• Description of the task: All the data should be repeated exactly. Any image in it is left out.

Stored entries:
+++++
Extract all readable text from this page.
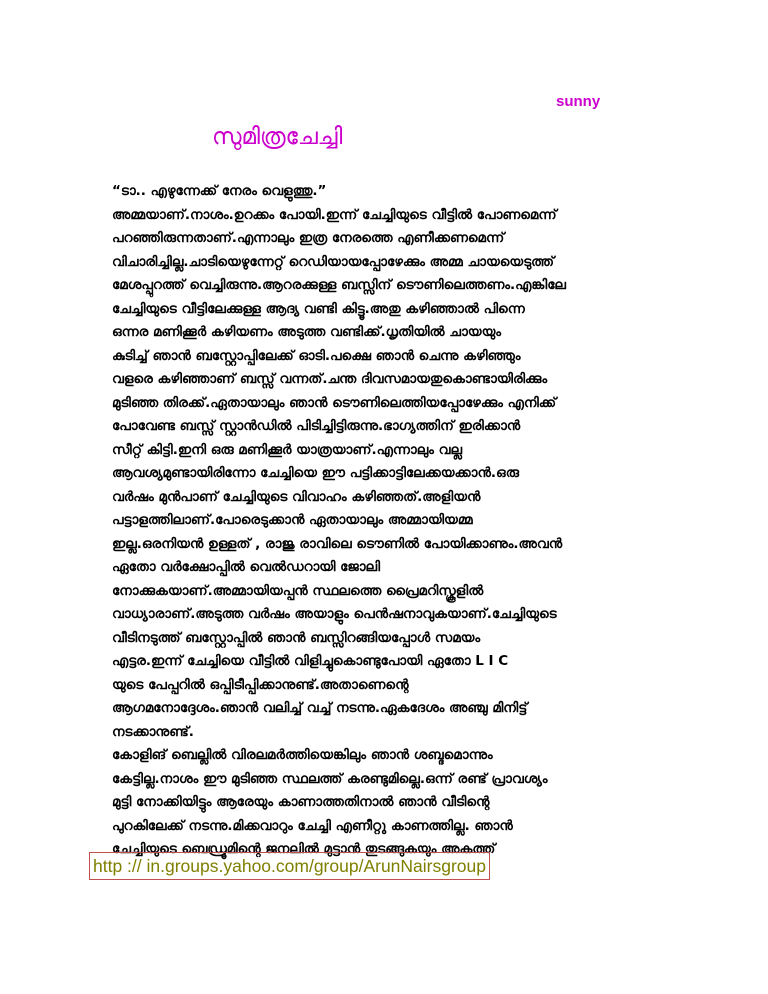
sunny
സുമിത്രചേച്ചി
“ടാ.. എഴുന്നേക്ക് നേരം വെളുത്തു.”
അമ്മയാണ്.നാശം.ഉറക്കം പോയി.ഇന്ന് ചേച്ചിയുടെ വീട്ടിൽ പോണമെന്ന്
പറഞ്ഞിരുന്നതാണ്.എന്നാലും ഇത്ര നേരത്തെ എണീക്കണമെന്ന്
വിചാരിച്ചില്ല.ചാടിയെഴുന്നേറ്റ് റെഡിയായപ്പോഴേക്കും അമ്മ ചായയെടുത്ത്
മേശപ്പുറത്ത് വെച്ചിരുന്നു.ആറരക്കുള്ള ബസ്സിന് ടൌണിലെത്തണം.എങ്കിലേ
ചേച്ചിയുടെ വീട്ടിലേക്കുള്ള ആദ്യ വണ്ടി കിട്ടൂ.അതു കഴിഞ്ഞാൽ പിന്നെ
ഒന്നര മണിക്കൂർ കഴിയണം അടുത്ത വണ്ടിക്ക്.ധൃതിയിൽ ചായയും
കുടിച്ച് ഞാൻ ബസ്റ്റോപ്പിലേക്ക് ഓടി.പക്ഷെ ഞാൻ ചെന്നു കഴിഞ്ഞും
വളരെ കഴിഞ്ഞാണ് ബസ്സ് വന്നത്.ചന്ത ദിവസമായതുകൊണ്ടായിരിക്കും
മുടിഞ്ഞ തിരക്ക്.ഏതായാലും ഞാൻ ടൌണിലെത്തിയപ്പോഴേക്കും എനിക്ക്
പോവേണ്ട ബസ്സ് സ്റ്റാൻഡിൽ പിടിച്ചിട്ടിരുന്നു.ഭാഗ്യത്തിന് ഇരിക്കാൻ
സീറ്റ് കിട്ടി.ഇനി ഒരു മണിക്കൂർ യാത്രയാണ്.എന്നാലും വല്ല
ആവശ്യമുണ്ടായിരിന്നോ ചേച്ചിയെ ഈ പട്ടിക്കാട്ടിലേക്കയക്കാൻ.ഒരു
വർഷം മുൻപാണ് ചേച്ചിയുടെ വിവാഹം കഴിഞ്ഞത്.അളിയൻ
പട്ടാളത്തിലാണ്.പോരെടുക്കാൻ ഏതായാലും അമ്മായിയമ്മ
ഇല്ല.ഒരനിയൻ ഉള്ളത് , രാജു രാവിലെ ടൌണിൽ പോയിക്കാണും.അവൻ
ഏതോ വർക്ഷോപ്പിൽ വെൽഡറായി ജോലി
നോക്കുകയാണ്.അമ്മായിയപ്പൻ സ്ഥലത്തെ പ്രൈമറിസ്കൂളിൽ
വാധ്യാരാണ്.അടുത്ത വർഷം അയാളും പെൻഷനാവുകയാണ്.ചേച്ചിയുടെ
വീടിനടുത്ത് ബസ്റ്റോപ്പിൽ ഞാൻ ബസ്സിറങ്ങിയപ്പോൾ സമയം
എട്ടര.ഇന്ന് ചേച്ചിയെ വീട്ടിൽ വിളിച്ചുകൊണ്ടുപോയി ഏതോ L I C
യുടെ പേപ്പറിൽ ഒപ്പിടീപ്പിക്കാനുണ്ട്.അതാണെന്റെ
ആഗമനോദ്ദേശം.ഞാൻ വലിച്ച് വച്ച് നടന്നു.ഏകദേശം അഞ്ചു മിനിട്ട്
നടക്കാനുണ്ട്.
കോളിങ് ബെല്ലിൽ വിരലമർത്തിയെങ്കിലും ഞാൻ ശബ്ദമൊന്നും
കേട്ടില്ല.നാശം ഈ മുടിഞ്ഞ സ്ഥലത്ത് കരണ്ടുമില്ലെ.ഒന്ന് രണ്ട് പ്രാവശ്യം
മുട്ടി നോക്കിയിട്ടും ആരേയും കാണാത്തതിനാൽ ഞാൻ വീടിന്റെ
പുറകിലേക്ക് നടന്നു.മിക്കവാറും ചേച്ചി എണീറ്റു കാണത്തില്ല. ഞാൻ
ചേച്ചിയുടെ ബെഡ്രൂമിന്റെ ജനലിൽ മുട്ടാൻ തുടങ്ങുകയും അകത്ത്
http :// in.groups.yahoo.com/group/ArunNairsgroup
+++++
• Solution to this task:
Extract all readable text from this page.
sunny
സുമിത്രചേച്ചി
“ടാ.. എഴുന്നേക്ക് നേരം വെളുത്തു.”
അമ്മയാണ്.നാശം.ഉറക്കം പോയി.ഇന്ന് ചേച്ചിയുടെ വീട്ടിൽ പോണമെന്ന്
പറഞ്ഞിരുന്നതാണ്.എന്നാലും ഇത്ര നേരത്തെ എണീക്കണമെന്ന്
വിചാരിച്ചില്ല.ചാടിയെഴുന്നേറ്റ് റെഡിയായപ്പോഴേക്കും അമ്മ ചായയെടുത്ത്
മേശപ്പുറത്ത് വെച്ചിരുന്നു.ആറരക്കുള്ള ബസ്സിന് ടൌണിലെത്തണം.എങ്കിലേ
ചേച്ചിയുടെ വീട്ടിലേക്കുള്ള ആദ്യ വണ്ടി കിട്ടൂ.അതു കഴിഞ്ഞാൽ പിന്നെ
ഒന്നര മണിക്കൂർ കഴിയണം അടുത്ത വണ്ടിക്ക്.ധൃതിയിൽ ചായയും
കുടിച്ച് ഞാൻ ബസ്റ്റോപ്പിലേക്ക് ഓടി.പക്ഷെ ഞാൻ ചെന്നു കഴിഞ്ഞും
വളരെ കഴിഞ്ഞാണ് ബസ്സ് വന്നത്.ചന്ത ദിവസമായതുകൊണ്ടായിരിക്കും
മുടിഞ്ഞ തിരക്ക്.ഏതായാലും ഞാൻ ടൌണിലെത്തിയപ്പോഴേക്കും എനിക്ക്
പോവേണ്ട ബസ്സ് സ്റ്റാൻഡിൽ പിടിച്ചിട്ടിരുന്നു.ഭാഗ്യത്തിന് ഇരിക്കാൻ
സീറ്റ് കിട്ടി.ഇനി ഒരു മണിക്കൂർ യാത്രയാണ്.എന്നാലും വല്ല
ആവശ്യമുണ്ടായിരിന്നോ ചേച്ചിയെ ഈ പട്ടിക്കാട്ടിലേക്കയക്കാൻ.ഒരു
വർഷം മുൻപാണ് ചേച്ചിയുടെ വിവാഹം കഴിഞ്ഞത്.അളിയൻ
പട്ടാളത്തിലാണ്.പോരെടുക്കാൻ ഏതായാലും അമ്മായിയമ്മ
ഇല്ല.ഒരനിയൻ ഉള്ളത് , രാജു രാവിലെ ടൌണിൽ പോയിക്കാണും.അവൻ
ഏതോ വർക്ഷോപ്പിൽ വെൽഡറായി ജോലി
നോക്കുകയാണ്.അമ്മായിയപ്പൻ സ്ഥലത്തെ പ്രൈമറിസ്കൂളിൽ
വാധ്യാരാണ്.അടുത്ത വർഷം അയാളും പെൻഷനാവുകയാണ്.ചേച്ചിയുടെ
വീടിനടുത്ത് ബസ്റ്റോപ്പിൽ ഞാൻ ബസ്സിറങ്ങിയപ്പോൾ സമയം
എട്ടര.ഇന്ന് ചേച്ചിയെ വീട്ടിൽ വിളിച്ചുകൊണ്ടുപോയി ഏതോ L I C
യുടെ പേപ്പറിൽ ഒപ്പിടീപ്പിക്കാനുണ്ട്.അതാണെന്റെ
ആഗമനോദ്ദേശം.ഞാൻ വലിച്ച് വച്ച് നടന്നു.ഏകദേശം അഞ്ചു മിനിട്ട്
നടക്കാനുണ്ട്.
കോളിങ് ബെല്ലിൽ വിരലമർത്തിയെങ്കിലും ഞാൻ ശബ്ദമൊന്നും
കേട്ടില്ല.നാശം ഈ മുടിഞ്ഞ സ്ഥലത്ത് കരണ്ടുമില്ലെ.ഒന്ന് രണ്ട് പ്രാവശ്യം
മുട്ടി നോക്കിയിട്ടും ആരേയും കാണാത്തതിനാൽ ഞാൻ വീടിന്റെ
പുറകിലേക്ക് നടന്നു.മിക്കവാറും ചേച്ചി എണീറ്റു കാണത്തില്ല. ഞാൻ
ചേച്ചിയുടെ ബെഡ്രൂമിന്റെ ജനലിൽ മുട്ടാൻ തുടങ്ങുകയും അകത്ത്
http :// in.groups.yahoo.com/group/ArunNairsgroup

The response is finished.